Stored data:
━━━━━━━━━━━━━━━━━━━━

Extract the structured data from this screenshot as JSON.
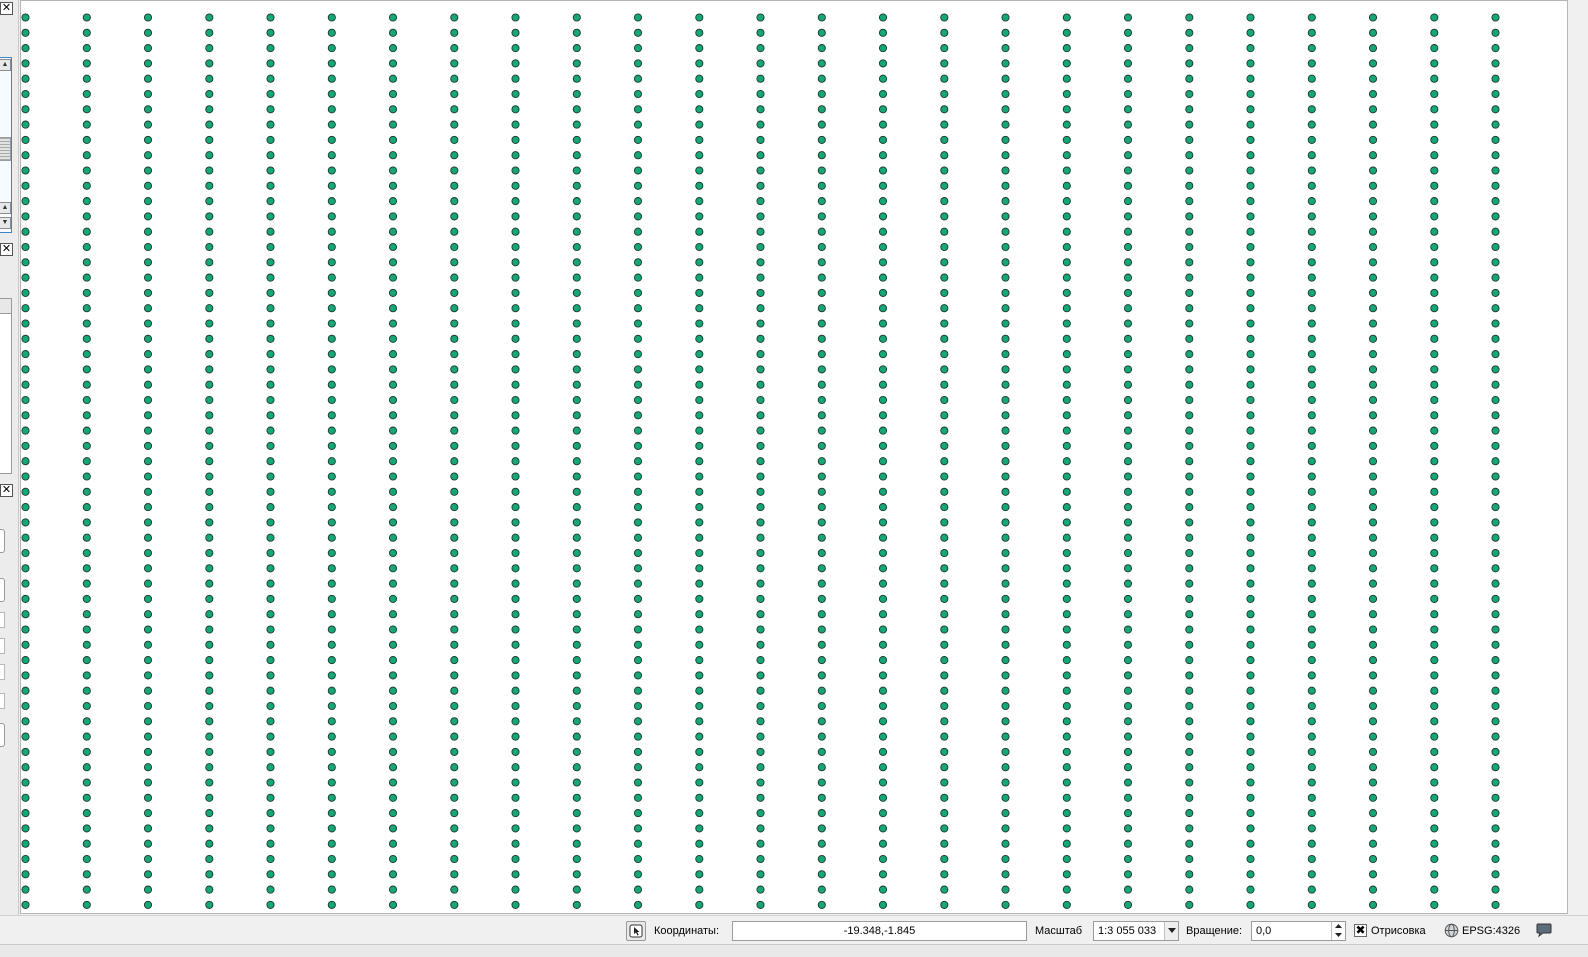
{
  "left_panels": {
    "close_glyph": "✕",
    "scroll_up_glyph": "▲",
    "scroll_down_glyph": "▼"
  },
  "map": {
    "layer_name": "",
    "background": "#ffffff",
    "point_fill": "#16a67a",
    "point_stroke": "#1a3a2a",
    "grid_columns": 25,
    "grid_rows": 59
  },
  "status_bar": {
    "coordinates_label": "Координаты:",
    "coordinates_value": "-19.348,-1.845",
    "scale_label": "Масштаб",
    "scale_value": "1:3 055 033",
    "rotation_label": "Вращение:",
    "rotation_value": "0,0",
    "render_checked": true,
    "render_check_glyph": "✖",
    "render_label": "Отрисовка",
    "crs_label": "EPSG:4326",
    "icons": [
      "mouse-toggle-icon",
      "globe-crs-icon",
      "messages-icon"
    ]
  }
}
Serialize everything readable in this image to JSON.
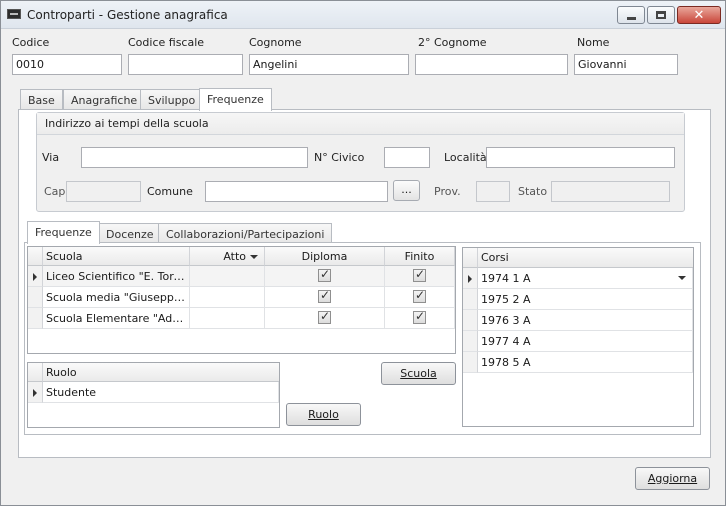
{
  "window": {
    "title": "Controparti - Gestione anagrafica"
  },
  "header_fields": {
    "codice": {
      "label": "Codice",
      "value": "0010"
    },
    "codice_fiscale": {
      "label": "Codice fiscale",
      "value": ""
    },
    "cognome": {
      "label": "Cognome",
      "value": "Angelini"
    },
    "secondo_cognome": {
      "label": "2° Cognome",
      "value": ""
    },
    "nome": {
      "label": "Nome",
      "value": "Giovanni"
    }
  },
  "main_tabs": [
    "Base",
    "Anagrafiche",
    "Sviluppo",
    "Frequenze"
  ],
  "address_group": {
    "title": "Indirizzo ai tempi della scuola",
    "via_label": "Via",
    "via": "",
    "civico_label": "N° Civico",
    "civico": "",
    "localita_label": "Località",
    "localita": "",
    "cap_label": "Cap",
    "cap": "",
    "comune_label": "Comune",
    "comune": "",
    "browse_label": "...",
    "prov_label": "Prov.",
    "prov": "",
    "stato_label": "Stato",
    "stato": ""
  },
  "sub_tabs": [
    "Frequenze",
    "Docenze",
    "Collaborazioni/Partecipazioni"
  ],
  "schools_grid": {
    "columns": [
      "Scuola",
      "Atto",
      "Diploma",
      "Finito"
    ],
    "rows": [
      {
        "scuola": "Liceo Scientifico \"E. Torricelli\"",
        "atto": "",
        "diploma": true,
        "finito": true
      },
      {
        "scuola": "Scuola media \"Giuseppe Ve...",
        "atto": "",
        "diploma": true,
        "finito": true
      },
      {
        "scuola": "Scuola Elementare \"Ada N...",
        "atto": "",
        "diploma": true,
        "finito": true
      }
    ]
  },
  "courses_grid": {
    "column": "Corsi",
    "rows": [
      "1974 1 A",
      "1975 2 A",
      "1976 3 A",
      "1977 4 A",
      "1978 5 A"
    ]
  },
  "roles_grid": {
    "column": "Ruolo",
    "rows": [
      "Studente"
    ]
  },
  "buttons": {
    "scuola": "Scuola",
    "ruolo": "Ruolo",
    "aggiorna": "Aggiorna"
  },
  "icons": {
    "app": "app-icon",
    "minimize": "minimize-icon",
    "maximize": "maximize-icon",
    "close": "close-icon"
  }
}
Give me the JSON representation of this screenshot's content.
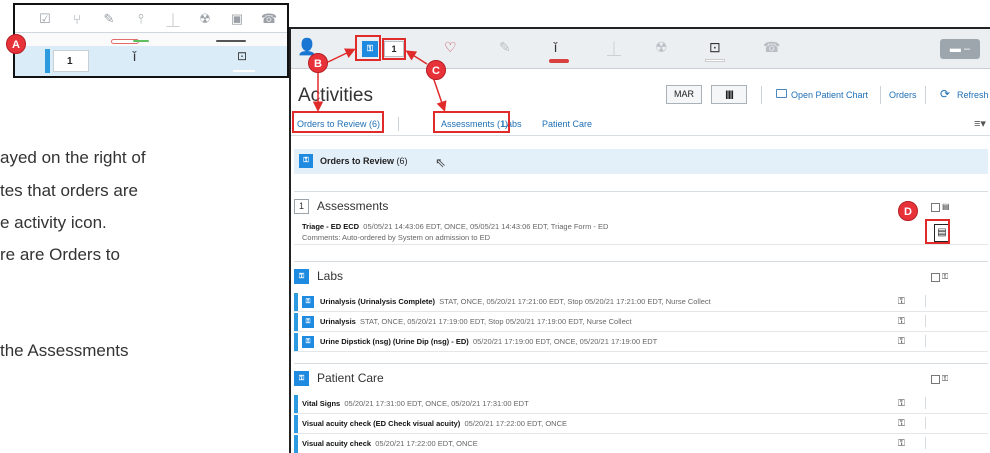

━━━━━━━━━━━━━━━━━━━━

• WHAT IS NEEDED
Each line of the data is to be duplicated exactly; pictures stay out of the copy.

• REPLY
Extract the structured data from this screenshot as JSON.
{
  "left_panels": {
    "close_glyph": "✕",
    "scroll_up_glyph": "▲",
    "scroll_down_glyph": "▼"
  },
  "map": {
    "layer_name": "",
    "background": "#ffffff",
    "point_fill": "#16a67a",
    "point_stroke": "#1a3a2a",
    "grid_columns": 25,
    "grid_rows": 59
  },
  "status_bar": {
    "coordinates_label": "Координаты:",
    "coordinates_value": "-19.348,-1.845",
    "scale_label": "Масштаб",
    "scale_value": "1:3 055 033",
    "rotation_label": "Вращение:",
    "rotation_value": "0,0",
    "render_checked": true,
    "render_check_glyph": "✖",
    "render_label": "Отрисовка",
    "crs_label": "EPSG:4326",
    "icons": [
      "mouse-toggle-icon",
      "globe-crs-icon",
      "messages-icon"
    ]
  }
}
Serialize everything readable in this image to JSON.
{
  "window": {
    "title": "Controparti - Gestione anagrafica"
  },
  "header_fields": {
    "codice": {
      "label": "Codice",
      "value": "0010"
    },
    "codice_fiscale": {
      "label": "Codice fiscale",
      "value": ""
    },
    "cognome": {
      "label": "Cognome",
      "value": "Angelini"
    },
    "secondo_cognome": {
      "label": "2° Cognome",
      "value": ""
    },
    "nome": {
      "label": "Nome",
      "value": "Giovanni"
    }
  },
  "main_tabs": [
    "Base",
    "Anagrafiche",
    "Sviluppo",
    "Frequenze"
  ],
  "address_group": {
    "title": "Indirizzo ai tempi della scuola",
    "via_label": "Via",
    "via": "",
    "civico_label": "N° Civico",
    "civico": "",
    "localita_label": "Località",
    "localita": "",
    "cap_label": "Cap",
    "cap": "",
    "comune_label": "Comune",
    "comune": "",
    "browse_label": "...",
    "prov_label": "Prov.",
    "prov": "",
    "stato_label": "Stato",
    "stato": ""
  },
  "sub_tabs": [
    "Frequenze",
    "Docenze",
    "Collaborazioni/Partecipazioni"
  ],
  "schools_grid": {
    "columns": [
      "Scuola",
      "Atto",
      "Diploma",
      "Finito"
    ],
    "rows": [
      {
        "scuola": "Liceo Scientifico \"E. Torricelli\"",
        "atto": "",
        "diploma": true,
        "finito": true
      },
      {
        "scuola": "Scuola media \"Giuseppe Ve...",
        "atto": "",
        "diploma": true,
        "finito": true
      },
      {
        "scuola": "Scuola Elementare \"Ada N...",
        "atto": "",
        "diploma": true,
        "finito": true
      }
    ]
  },
  "courses_grid": {
    "column": "Corsi",
    "rows": [
      "1974 1 A",
      "1975 2 A",
      "1976 3 A",
      "1977 4 A",
      "1978 5 A"
    ]
  },
  "roles_grid": {
    "column": "Ruolo",
    "rows": [
      "Studente"
    ]
  },
  "buttons": {
    "scuola": "Scuola",
    "ruolo": "Ruolo",
    "aggiorna": "Aggiorna"
  },
  "icons": {
    "app": "app-icon",
    "minimize": "minimize-icon",
    "maximize": "maximize-icon",
    "close": "close-icon"
  }
}
Give me the JSON representation of this screenshot's content.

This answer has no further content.